Stored records
+ + + +
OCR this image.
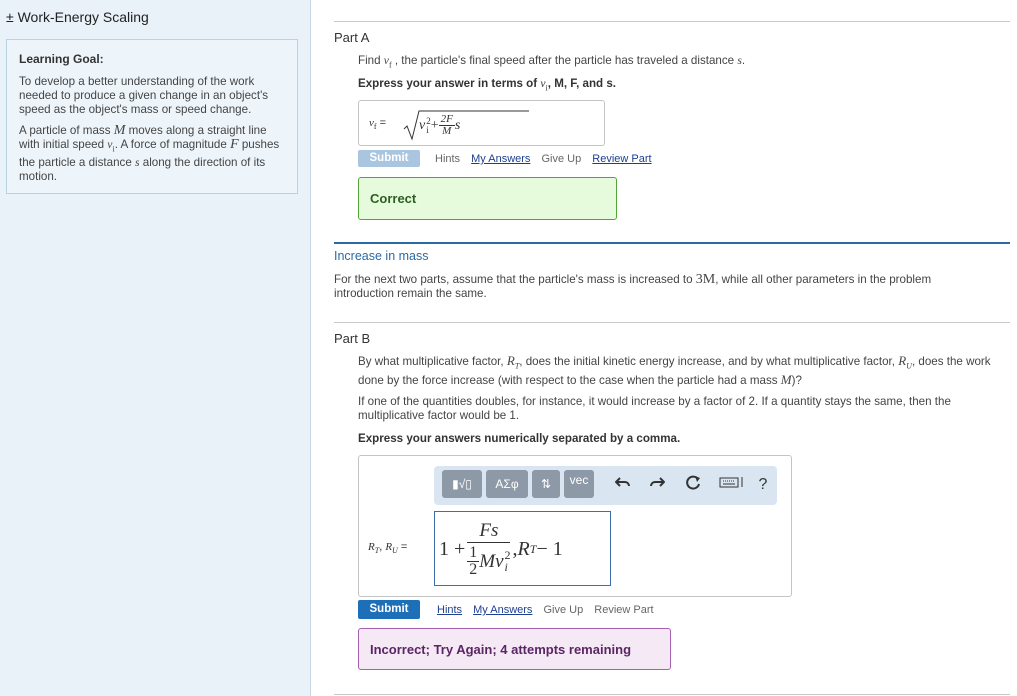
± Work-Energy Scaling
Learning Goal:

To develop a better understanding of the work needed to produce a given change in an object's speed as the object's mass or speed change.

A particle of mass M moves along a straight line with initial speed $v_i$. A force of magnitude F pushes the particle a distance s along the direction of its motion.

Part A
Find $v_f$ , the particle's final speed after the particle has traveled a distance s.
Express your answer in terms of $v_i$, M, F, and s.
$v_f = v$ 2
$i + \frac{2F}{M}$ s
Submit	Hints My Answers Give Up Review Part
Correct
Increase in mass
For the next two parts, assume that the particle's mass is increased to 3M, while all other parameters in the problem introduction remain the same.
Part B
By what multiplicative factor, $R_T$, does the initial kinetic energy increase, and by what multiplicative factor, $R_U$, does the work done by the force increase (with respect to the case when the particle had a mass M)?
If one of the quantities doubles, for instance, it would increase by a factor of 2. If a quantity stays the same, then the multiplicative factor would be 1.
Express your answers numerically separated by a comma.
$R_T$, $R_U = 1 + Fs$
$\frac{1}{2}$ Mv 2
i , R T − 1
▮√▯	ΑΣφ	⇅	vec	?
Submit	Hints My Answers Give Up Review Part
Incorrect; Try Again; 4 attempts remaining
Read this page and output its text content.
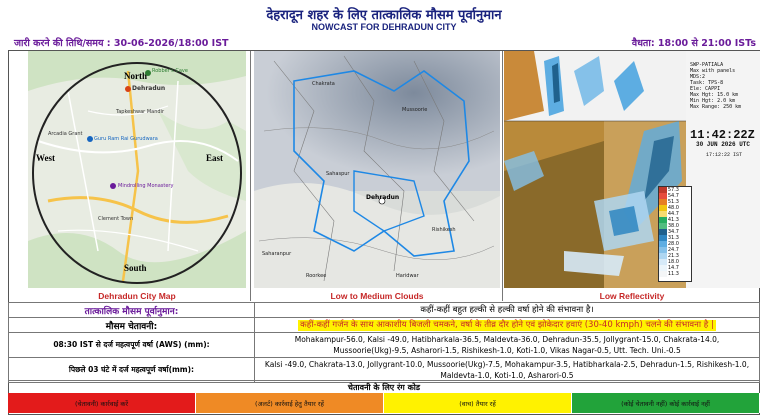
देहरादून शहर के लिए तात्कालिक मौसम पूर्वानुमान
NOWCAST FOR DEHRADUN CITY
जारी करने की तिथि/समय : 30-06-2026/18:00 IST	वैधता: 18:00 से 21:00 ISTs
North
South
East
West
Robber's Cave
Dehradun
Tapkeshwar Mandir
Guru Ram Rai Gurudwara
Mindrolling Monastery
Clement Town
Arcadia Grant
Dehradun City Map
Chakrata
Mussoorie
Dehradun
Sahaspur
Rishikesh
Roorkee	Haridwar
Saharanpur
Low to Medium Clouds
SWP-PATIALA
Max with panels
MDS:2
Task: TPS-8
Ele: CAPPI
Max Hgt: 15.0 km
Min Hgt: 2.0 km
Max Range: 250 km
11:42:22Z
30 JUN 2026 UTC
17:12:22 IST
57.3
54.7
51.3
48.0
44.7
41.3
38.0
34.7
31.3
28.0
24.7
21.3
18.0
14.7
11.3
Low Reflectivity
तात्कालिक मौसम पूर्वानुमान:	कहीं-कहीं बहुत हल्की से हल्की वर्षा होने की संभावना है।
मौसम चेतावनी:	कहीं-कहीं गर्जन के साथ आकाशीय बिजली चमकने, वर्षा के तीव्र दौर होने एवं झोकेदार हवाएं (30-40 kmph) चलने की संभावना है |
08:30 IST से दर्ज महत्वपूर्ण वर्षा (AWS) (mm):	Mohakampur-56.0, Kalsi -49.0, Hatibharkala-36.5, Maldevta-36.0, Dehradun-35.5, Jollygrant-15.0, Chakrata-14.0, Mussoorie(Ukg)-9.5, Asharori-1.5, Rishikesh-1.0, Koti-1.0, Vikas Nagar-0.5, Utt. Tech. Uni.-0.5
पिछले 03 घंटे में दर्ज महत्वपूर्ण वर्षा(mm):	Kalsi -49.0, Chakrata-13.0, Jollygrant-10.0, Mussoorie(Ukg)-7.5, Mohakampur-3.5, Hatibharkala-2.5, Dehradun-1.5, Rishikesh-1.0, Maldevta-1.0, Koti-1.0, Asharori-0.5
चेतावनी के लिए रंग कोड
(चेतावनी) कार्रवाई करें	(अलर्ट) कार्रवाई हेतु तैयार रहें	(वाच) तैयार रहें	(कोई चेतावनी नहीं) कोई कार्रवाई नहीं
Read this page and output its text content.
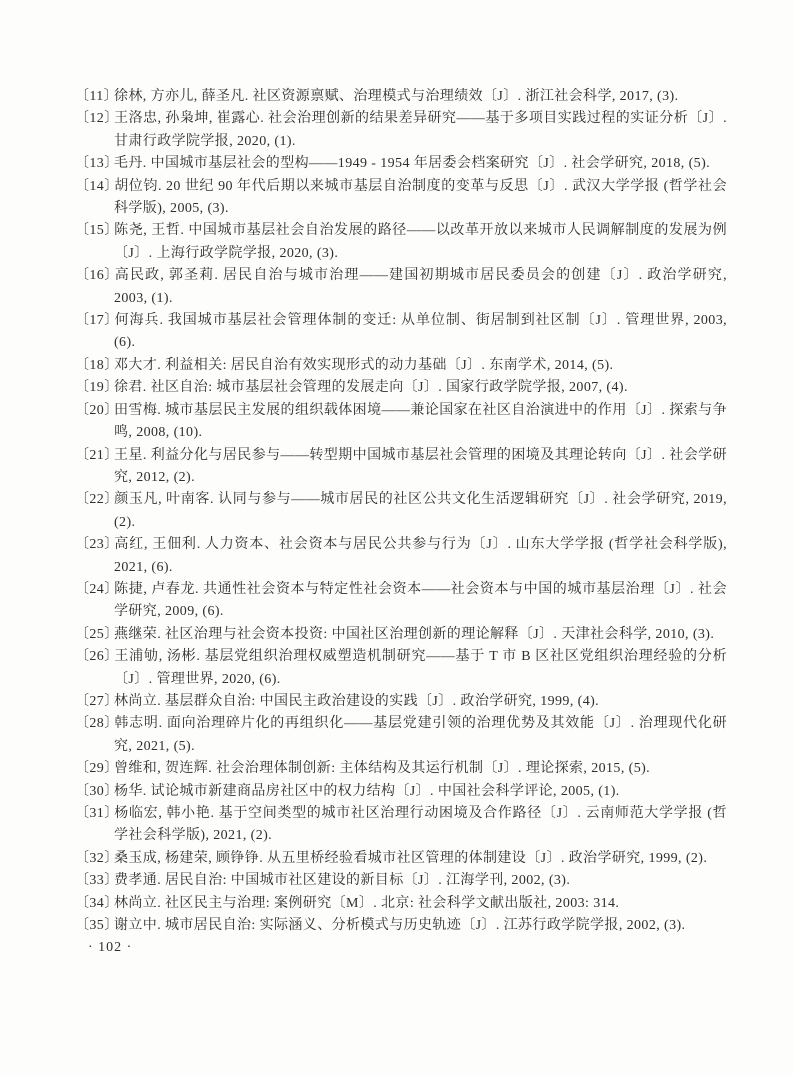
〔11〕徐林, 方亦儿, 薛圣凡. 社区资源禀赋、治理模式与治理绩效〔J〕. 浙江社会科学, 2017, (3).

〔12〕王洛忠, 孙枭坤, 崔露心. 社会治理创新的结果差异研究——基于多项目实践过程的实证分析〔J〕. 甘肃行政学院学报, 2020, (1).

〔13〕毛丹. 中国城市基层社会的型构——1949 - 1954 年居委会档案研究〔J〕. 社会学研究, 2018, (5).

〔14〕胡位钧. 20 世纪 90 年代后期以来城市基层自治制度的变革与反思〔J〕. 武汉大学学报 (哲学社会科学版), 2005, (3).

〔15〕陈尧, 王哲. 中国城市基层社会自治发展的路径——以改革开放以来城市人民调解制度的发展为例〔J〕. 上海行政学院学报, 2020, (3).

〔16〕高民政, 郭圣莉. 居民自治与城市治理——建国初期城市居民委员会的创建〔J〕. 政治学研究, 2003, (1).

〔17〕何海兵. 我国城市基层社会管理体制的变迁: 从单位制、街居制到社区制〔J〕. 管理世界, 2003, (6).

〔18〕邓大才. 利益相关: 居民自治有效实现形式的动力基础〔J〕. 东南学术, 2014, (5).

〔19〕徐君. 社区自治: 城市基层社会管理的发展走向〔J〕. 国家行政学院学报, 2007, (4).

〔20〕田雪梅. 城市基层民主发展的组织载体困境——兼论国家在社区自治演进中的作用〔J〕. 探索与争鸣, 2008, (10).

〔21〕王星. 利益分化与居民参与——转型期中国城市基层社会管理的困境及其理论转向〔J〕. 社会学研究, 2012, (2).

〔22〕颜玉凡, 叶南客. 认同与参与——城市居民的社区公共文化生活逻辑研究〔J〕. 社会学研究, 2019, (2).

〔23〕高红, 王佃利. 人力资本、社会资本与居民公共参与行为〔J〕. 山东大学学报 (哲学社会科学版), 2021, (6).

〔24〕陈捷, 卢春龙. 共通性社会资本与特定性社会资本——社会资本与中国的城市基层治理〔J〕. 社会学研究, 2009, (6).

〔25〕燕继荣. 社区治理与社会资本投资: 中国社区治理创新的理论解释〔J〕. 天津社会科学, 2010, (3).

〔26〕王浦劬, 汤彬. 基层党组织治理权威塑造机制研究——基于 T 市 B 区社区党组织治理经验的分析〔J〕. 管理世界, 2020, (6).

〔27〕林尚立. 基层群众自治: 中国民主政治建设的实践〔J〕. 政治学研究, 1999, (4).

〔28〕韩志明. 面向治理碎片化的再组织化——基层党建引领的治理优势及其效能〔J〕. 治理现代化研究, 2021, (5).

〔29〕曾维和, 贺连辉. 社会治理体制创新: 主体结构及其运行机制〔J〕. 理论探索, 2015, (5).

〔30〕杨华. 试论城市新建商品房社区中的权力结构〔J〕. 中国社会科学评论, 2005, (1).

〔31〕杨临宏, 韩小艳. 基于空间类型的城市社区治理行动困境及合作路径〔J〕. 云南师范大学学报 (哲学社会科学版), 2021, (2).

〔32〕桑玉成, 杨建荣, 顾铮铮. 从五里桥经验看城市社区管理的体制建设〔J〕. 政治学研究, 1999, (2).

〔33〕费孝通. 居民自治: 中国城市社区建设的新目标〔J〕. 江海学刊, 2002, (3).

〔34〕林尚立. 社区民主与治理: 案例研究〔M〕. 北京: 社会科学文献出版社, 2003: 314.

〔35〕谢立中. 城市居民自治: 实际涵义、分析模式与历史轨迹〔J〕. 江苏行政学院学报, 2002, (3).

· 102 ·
+ + + +
(Directions) Your task is to repeat the data above exactly while excluding the pictures.

(Expected answer)
OCR this image.
± Work-Energy Scaling
Learning Goal:

To develop a better understanding of the work needed to produce a given change in an object's speed as the object's mass or speed change.

A particle of mass M moves along a straight line with initial speed $v_i$. A force of magnitude F pushes the particle a distance s along the direction of its motion.

Part A
Find $v_f$ , the particle's final speed after the particle has traveled a distance s.
Express your answer in terms of $v_i$, M, F, and s.
$v_f = v$ 2
$i + \frac{2F}{M}$ s
Submit	Hints My Answers Give Up Review Part
Correct
Increase in mass
For the next two parts, assume that the particle's mass is increased to 3M, while all other parameters in the problem introduction remain the same.
Part B
By what multiplicative factor, $R_T$, does the initial kinetic energy increase, and by what multiplicative factor, $R_U$, does the work done by the force increase (with respect to the case when the particle had a mass M)?
If one of the quantities doubles, for instance, it would increase by a factor of 2. If a quantity stays the same, then the multiplicative factor would be 1.
Express your answers numerically separated by a comma.
$R_T$, $R_U = 1 + Fs$
$\frac{1}{2}$ Mv 2
i , R T − 1
▮√▯	ΑΣφ	⇅	vec	?
Submit	Hints My Answers Give Up Review Part
Incorrect; Try Again; 4 attempts remaining
Read this page and output its text content.
देहरादून शहर के लिए तात्कालिक मौसम पूर्वानुमान
NOWCAST FOR DEHRADUN CITY
जारी करने की तिथि/समय : 30-06-2026/18:00 IST	वैधता: 18:00 से 21:00 ISTs
North
South
East
West
Robber's Cave
Dehradun
Tapkeshwar Mandir
Guru Ram Rai Gurudwara
Mindrolling Monastery
Clement Town
Arcadia Grant
Dehradun City Map
Chakrata
Mussoorie
Dehradun
Sahaspur
Rishikesh
Roorkee	Haridwar
Saharanpur
Low to Medium Clouds
SWP-PATIALA
Max with panels
MDS:2
Task: TPS-8
Ele: CAPPI
Max Hgt: 15.0 km
Min Hgt: 2.0 km
Max Range: 250 km
11:42:22Z
30 JUN 2026 UTC
17:12:22 IST
57.3
54.7
51.3
48.0
44.7
41.3
38.0
34.7
31.3
28.0
24.7
21.3
18.0
14.7
11.3
Low Reflectivity
तात्कालिक मौसम पूर्वानुमान:	कहीं-कहीं बहुत हल्की से हल्की वर्षा होने की संभावना है।
मौसम चेतावनी:	कहीं-कहीं गर्जन के साथ आकाशीय बिजली चमकने, वर्षा के तीव्र दौर होने एवं झोकेदार हवाएं (30-40 kmph) चलने की संभावना है |
08:30 IST से दर्ज महत्वपूर्ण वर्षा (AWS) (mm):	Mohakampur-56.0, Kalsi -49.0, Hatibharkala-36.5, Maldevta-36.0, Dehradun-35.5, Jollygrant-15.0, Chakrata-14.0, Mussoorie(Ukg)-9.5, Asharori-1.5, Rishikesh-1.0, Koti-1.0, Vikas Nagar-0.5, Utt. Tech. Uni.-0.5
पिछले 03 घंटे में दर्ज महत्वपूर्ण वर्षा(mm):	Kalsi -49.0, Chakrata-13.0, Jollygrant-10.0, Mussoorie(Ukg)-7.5, Mohakampur-3.5, Hatibharkala-2.5, Dehradun-1.5, Rishikesh-1.0, Maldevta-1.0, Koti-1.0, Asharori-0.5
चेतावनी के लिए रंग कोड
(चेतावनी) कार्रवाई करें	(अलर्ट) कार्रवाई हेतु तैयार रहें	(वाच) तैयार रहें	(कोई चेतावनी नहीं) कोई कार्रवाई नहीं
Read this page and output its text content.
〔11〕徐林, 方亦儿, 薛圣凡. 社区资源禀赋、治理模式与治理绩效〔J〕. 浙江社会科学, 2017, (3).

〔12〕王洛忠, 孙枭坤, 崔露心. 社会治理创新的结果差异研究——基于多项目实践过程的实证分析〔J〕. 甘肃行政学院学报, 2020, (1).

〔13〕毛丹. 中国城市基层社会的型构——1949 - 1954 年居委会档案研究〔J〕. 社会学研究, 2018, (5).

〔14〕胡位钧. 20 世纪 90 年代后期以来城市基层自治制度的变革与反思〔J〕. 武汉大学学报 (哲学社会科学版), 2005, (3).

〔15〕陈尧, 王哲. 中国城市基层社会自治发展的路径——以改革开放以来城市人民调解制度的发展为例〔J〕. 上海行政学院学报, 2020, (3).

〔16〕高民政, 郭圣莉. 居民自治与城市治理——建国初期城市居民委员会的创建〔J〕. 政治学研究, 2003, (1).

〔17〕何海兵. 我国城市基层社会管理体制的变迁: 从单位制、街居制到社区制〔J〕. 管理世界, 2003, (6).

〔18〕邓大才. 利益相关: 居民自治有效实现形式的动力基础〔J〕. 东南学术, 2014, (5).

〔19〕徐君. 社区自治: 城市基层社会管理的发展走向〔J〕. 国家行政学院学报, 2007, (4).

〔20〕田雪梅. 城市基层民主发展的组织载体困境——兼论国家在社区自治演进中的作用〔J〕. 探索与争鸣, 2008, (10).

〔21〕王星. 利益分化与居民参与——转型期中国城市基层社会管理的困境及其理论转向〔J〕. 社会学研究, 2012, (2).

〔22〕颜玉凡, 叶南客. 认同与参与——城市居民的社区公共文化生活逻辑研究〔J〕. 社会学研究, 2019, (2).

〔23〕高红, 王佃利. 人力资本、社会资本与居民公共参与行为〔J〕. 山东大学学报 (哲学社会科学版), 2021, (6).

〔24〕陈捷, 卢春龙. 共通性社会资本与特定性社会资本——社会资本与中国的城市基层治理〔J〕. 社会学研究, 2009, (6).

〔25〕燕继荣. 社区治理与社会资本投资: 中国社区治理创新的理论解释〔J〕. 天津社会科学, 2010, (3).

〔26〕王浦劬, 汤彬. 基层党组织治理权威塑造机制研究——基于 T 市 B 区社区党组织治理经验的分析〔J〕. 管理世界, 2020, (6).

〔27〕林尚立. 基层群众自治: 中国民主政治建设的实践〔J〕. 政治学研究, 1999, (4).

〔28〕韩志明. 面向治理碎片化的再组织化——基层党建引领的治理优势及其效能〔J〕. 治理现代化研究, 2021, (5).

〔29〕曾维和, 贺连辉. 社会治理体制创新: 主体结构及其运行机制〔J〕. 理论探索, 2015, (5).

〔30〕杨华. 试论城市新建商品房社区中的权力结构〔J〕. 中国社会科学评论, 2005, (1).

〔31〕杨临宏, 韩小艳. 基于空间类型的城市社区治理行动困境及合作路径〔J〕. 云南师范大学学报 (哲学社会科学版), 2021, (2).

〔32〕桑玉成, 杨建荣, 顾铮铮. 从五里桥经验看城市社区管理的体制建设〔J〕. 政治学研究, 1999, (2).

〔33〕费孝通. 居民自治: 中国城市社区建设的新目标〔J〕. 江海学刊, 2002, (3).

〔34〕林尚立. 社区民主与治理: 案例研究〔M〕. 北京: 社会科学文献出版社, 2003: 314.

〔35〕谢立中. 城市居民自治: 实际涵义、分析模式与历史轨迹〔J〕. 江苏行政学院学报, 2002, (3).

· 102 ·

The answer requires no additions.